• MATERIAL:
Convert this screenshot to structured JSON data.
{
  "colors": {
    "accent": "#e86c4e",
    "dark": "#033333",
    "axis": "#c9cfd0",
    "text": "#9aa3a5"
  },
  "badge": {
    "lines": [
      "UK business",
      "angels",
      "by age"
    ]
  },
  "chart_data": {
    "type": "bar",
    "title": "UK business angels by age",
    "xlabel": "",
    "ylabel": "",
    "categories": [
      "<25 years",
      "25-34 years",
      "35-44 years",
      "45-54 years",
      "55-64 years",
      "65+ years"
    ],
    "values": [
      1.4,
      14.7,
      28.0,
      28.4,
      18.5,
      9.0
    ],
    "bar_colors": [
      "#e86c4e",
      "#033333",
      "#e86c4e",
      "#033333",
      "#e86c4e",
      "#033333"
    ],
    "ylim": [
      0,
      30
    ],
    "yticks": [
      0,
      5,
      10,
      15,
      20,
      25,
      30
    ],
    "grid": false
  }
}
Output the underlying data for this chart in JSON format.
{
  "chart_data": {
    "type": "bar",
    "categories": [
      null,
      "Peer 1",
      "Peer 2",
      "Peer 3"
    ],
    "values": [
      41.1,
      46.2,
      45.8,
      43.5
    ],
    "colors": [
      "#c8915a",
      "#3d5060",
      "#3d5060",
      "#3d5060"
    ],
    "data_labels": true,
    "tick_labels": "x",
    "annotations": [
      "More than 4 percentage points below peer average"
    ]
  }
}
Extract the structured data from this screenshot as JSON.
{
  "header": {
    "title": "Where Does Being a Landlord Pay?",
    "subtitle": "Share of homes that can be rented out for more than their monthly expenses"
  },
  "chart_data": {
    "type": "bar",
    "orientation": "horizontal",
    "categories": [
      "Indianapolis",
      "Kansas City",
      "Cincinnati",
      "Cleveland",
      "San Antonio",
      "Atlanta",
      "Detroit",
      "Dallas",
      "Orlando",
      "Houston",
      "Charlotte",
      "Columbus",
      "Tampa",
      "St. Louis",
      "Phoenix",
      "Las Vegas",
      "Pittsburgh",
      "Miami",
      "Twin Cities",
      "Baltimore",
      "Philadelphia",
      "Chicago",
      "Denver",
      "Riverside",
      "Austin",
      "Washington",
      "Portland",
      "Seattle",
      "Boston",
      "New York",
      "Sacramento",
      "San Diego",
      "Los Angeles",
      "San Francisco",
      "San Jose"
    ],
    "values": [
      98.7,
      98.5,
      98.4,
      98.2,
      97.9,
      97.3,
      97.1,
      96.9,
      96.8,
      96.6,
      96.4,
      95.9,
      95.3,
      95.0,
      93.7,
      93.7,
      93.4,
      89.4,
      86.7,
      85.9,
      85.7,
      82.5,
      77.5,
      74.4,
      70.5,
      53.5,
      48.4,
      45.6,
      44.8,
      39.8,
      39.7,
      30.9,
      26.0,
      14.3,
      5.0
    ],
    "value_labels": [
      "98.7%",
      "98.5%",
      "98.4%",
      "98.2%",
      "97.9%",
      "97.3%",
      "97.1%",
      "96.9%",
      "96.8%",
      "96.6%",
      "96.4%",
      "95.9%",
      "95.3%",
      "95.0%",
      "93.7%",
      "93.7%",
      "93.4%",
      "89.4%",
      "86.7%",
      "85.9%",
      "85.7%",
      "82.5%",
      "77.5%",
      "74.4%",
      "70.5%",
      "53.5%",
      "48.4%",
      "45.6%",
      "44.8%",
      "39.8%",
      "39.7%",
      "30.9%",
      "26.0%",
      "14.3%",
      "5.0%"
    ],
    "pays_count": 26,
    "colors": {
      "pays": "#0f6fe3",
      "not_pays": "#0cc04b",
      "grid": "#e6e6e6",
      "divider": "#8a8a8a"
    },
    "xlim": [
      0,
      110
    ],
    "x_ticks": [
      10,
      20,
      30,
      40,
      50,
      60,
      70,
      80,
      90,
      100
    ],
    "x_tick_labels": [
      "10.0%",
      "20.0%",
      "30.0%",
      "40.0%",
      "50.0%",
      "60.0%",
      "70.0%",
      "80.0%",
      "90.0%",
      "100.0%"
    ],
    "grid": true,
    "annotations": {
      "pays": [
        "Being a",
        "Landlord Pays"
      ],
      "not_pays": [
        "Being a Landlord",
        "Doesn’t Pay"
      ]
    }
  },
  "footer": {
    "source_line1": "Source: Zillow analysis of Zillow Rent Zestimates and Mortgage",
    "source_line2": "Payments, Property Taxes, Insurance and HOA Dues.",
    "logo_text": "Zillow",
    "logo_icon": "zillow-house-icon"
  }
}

• TO BE DONE: Copy each record from above without leaving any out.

• THE RESULT:
Convert this screenshot to structured JSON data.
{
  "colors": {
    "accent": "#e86c4e",
    "dark": "#033333",
    "axis": "#c9cfd0",
    "text": "#9aa3a5"
  },
  "badge": {
    "lines": [
      "UK business",
      "angels",
      "by age"
    ]
  },
  "chart_data": {
    "type": "bar",
    "title": "UK business angels by age",
    "xlabel": "",
    "ylabel": "",
    "categories": [
      "<25 years",
      "25-34 years",
      "35-44 years",
      "45-54 years",
      "55-64 years",
      "65+ years"
    ],
    "values": [
      1.4,
      14.7,
      28.0,
      28.4,
      18.5,
      9.0
    ],
    "bar_colors": [
      "#e86c4e",
      "#033333",
      "#e86c4e",
      "#033333",
      "#e86c4e",
      "#033333"
    ],
    "ylim": [
      0,
      30
    ],
    "yticks": [
      0,
      5,
      10,
      15,
      20,
      25,
      30
    ],
    "grid": false
  }
}
Output the underlying data for this chart in JSON format.
{
  "chart_data": {
    "type": "bar",
    "categories": [
      null,
      "Peer 1",
      "Peer 2",
      "Peer 3"
    ],
    "values": [
      41.1,
      46.2,
      45.8,
      43.5
    ],
    "colors": [
      "#c8915a",
      "#3d5060",
      "#3d5060",
      "#3d5060"
    ],
    "data_labels": true,
    "tick_labels": "x",
    "annotations": [
      "More than 4 percentage points below peer average"
    ]
  }
}
Extract the structured data from this screenshot as JSON.
{
  "header": {
    "title": "Where Does Being a Landlord Pay?",
    "subtitle": "Share of homes that can be rented out for more than their monthly expenses"
  },
  "chart_data": {
    "type": "bar",
    "orientation": "horizontal",
    "categories": [
      "Indianapolis",
      "Kansas City",
      "Cincinnati",
      "Cleveland",
      "San Antonio",
      "Atlanta",
      "Detroit",
      "Dallas",
      "Orlando",
      "Houston",
      "Charlotte",
      "Columbus",
      "Tampa",
      "St. Louis",
      "Phoenix",
      "Las Vegas",
      "Pittsburgh",
      "Miami",
      "Twin Cities",
      "Baltimore",
      "Philadelphia",
      "Chicago",
      "Denver",
      "Riverside",
      "Austin",
      "Washington",
      "Portland",
      "Seattle",
      "Boston",
      "New York",
      "Sacramento",
      "San Diego",
      "Los Angeles",
      "San Francisco",
      "San Jose"
    ],
    "values": [
      98.7,
      98.5,
      98.4,
      98.2,
      97.9,
      97.3,
      97.1,
      96.9,
      96.8,
      96.6,
      96.4,
      95.9,
      95.3,
      95.0,
      93.7,
      93.7,
      93.4,
      89.4,
      86.7,
      85.9,
      85.7,
      82.5,
      77.5,
      74.4,
      70.5,
      53.5,
      48.4,
      45.6,
      44.8,
      39.8,
      39.7,
      30.9,
      26.0,
      14.3,
      5.0
    ],
    "value_labels": [
      "98.7%",
      "98.5%",
      "98.4%",
      "98.2%",
      "97.9%",
      "97.3%",
      "97.1%",
      "96.9%",
      "96.8%",
      "96.6%",
      "96.4%",
      "95.9%",
      "95.3%",
      "95.0%",
      "93.7%",
      "93.7%",
      "93.4%",
      "89.4%",
      "86.7%",
      "85.9%",
      "85.7%",
      "82.5%",
      "77.5%",
      "74.4%",
      "70.5%",
      "53.5%",
      "48.4%",
      "45.6%",
      "44.8%",
      "39.8%",
      "39.7%",
      "30.9%",
      "26.0%",
      "14.3%",
      "5.0%"
    ],
    "pays_count": 26,
    "colors": {
      "pays": "#0f6fe3",
      "not_pays": "#0cc04b",
      "grid": "#e6e6e6",
      "divider": "#8a8a8a"
    },
    "xlim": [
      0,
      110
    ],
    "x_ticks": [
      10,
      20,
      30,
      40,
      50,
      60,
      70,
      80,
      90,
      100
    ],
    "x_tick_labels": [
      "10.0%",
      "20.0%",
      "30.0%",
      "40.0%",
      "50.0%",
      "60.0%",
      "70.0%",
      "80.0%",
      "90.0%",
      "100.0%"
    ],
    "grid": true,
    "annotations": {
      "pays": [
        "Being a",
        "Landlord Pays"
      ],
      "not_pays": [
        "Being a Landlord",
        "Doesn’t Pay"
      ]
    }
  },
  "footer": {
    "source_line1": "Source: Zillow analysis of Zillow Rent Zestimates and Mortgage",
    "source_line2": "Payments, Property Taxes, Insurance and HOA Dues.",
    "logo_text": "Zillow",
    "logo_icon": "zillow-house-icon"
  }
}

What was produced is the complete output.